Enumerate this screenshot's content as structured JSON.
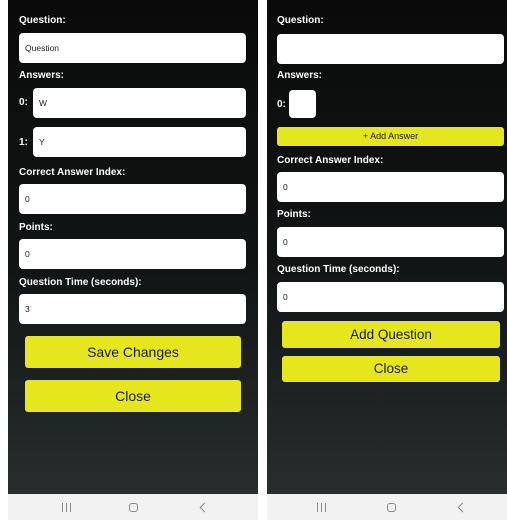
{
  "left": {
    "question_label": "Question:",
    "question_value": "Question",
    "answers_label": "Answers:",
    "answers": [
      {
        "index": "0:",
        "value": "W"
      },
      {
        "index": "1:",
        "value": "Y"
      }
    ],
    "correct_index_label": "Correct Answer Index:",
    "correct_index_value": "0",
    "points_label": "Points:",
    "points_value": "0",
    "time_label": "Question Time (seconds):",
    "time_value": "3",
    "save_button": "Save Changes",
    "close_button": "Close"
  },
  "right": {
    "question_label": "Question:",
    "question_value": "",
    "answers_label": "Answers:",
    "answers": [
      {
        "index": "0:",
        "value": ""
      }
    ],
    "add_answer_button": "+ Add Answer",
    "correct_index_label": "Correct Answer Index:",
    "correct_index_value": "0",
    "points_label": "Points:",
    "points_value": "0",
    "time_label": "Question Time (seconds):",
    "time_value": "0",
    "add_question_button": "Add Question",
    "close_button": "Close"
  },
  "colors": {
    "accent": "#e6e61e",
    "background": "#0a0a0a",
    "navbar": "#f2f2f2"
  },
  "navbar_icons": [
    "recent-apps-icon",
    "home-icon",
    "back-icon"
  ]
}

**Instructions to follow:**
Leave out the pictures and transcribe everything else exactly.

**Reply to the task:**
Enumerate this screenshot's content as structured JSON.
{
  "left": {
    "question_label": "Question:",
    "question_value": "Question",
    "answers_label": "Answers:",
    "answers": [
      {
        "index": "0:",
        "value": "W"
      },
      {
        "index": "1:",
        "value": "Y"
      }
    ],
    "correct_index_label": "Correct Answer Index:",
    "correct_index_value": "0",
    "points_label": "Points:",
    "points_value": "0",
    "time_label": "Question Time (seconds):",
    "time_value": "3",
    "save_button": "Save Changes",
    "close_button": "Close"
  },
  "right": {
    "question_label": "Question:",
    "question_value": "",
    "answers_label": "Answers:",
    "answers": [
      {
        "index": "0:",
        "value": ""
      }
    ],
    "add_answer_button": "+ Add Answer",
    "correct_index_label": "Correct Answer Index:",
    "correct_index_value": "0",
    "points_label": "Points:",
    "points_value": "0",
    "time_label": "Question Time (seconds):",
    "time_value": "0",
    "add_question_button": "Add Question",
    "close_button": "Close"
  },
  "colors": {
    "accent": "#e6e61e",
    "background": "#0a0a0a",
    "navbar": "#f2f2f2"
  },
  "navbar_icons": [
    "recent-apps-icon",
    "home-icon",
    "back-icon"
  ]
}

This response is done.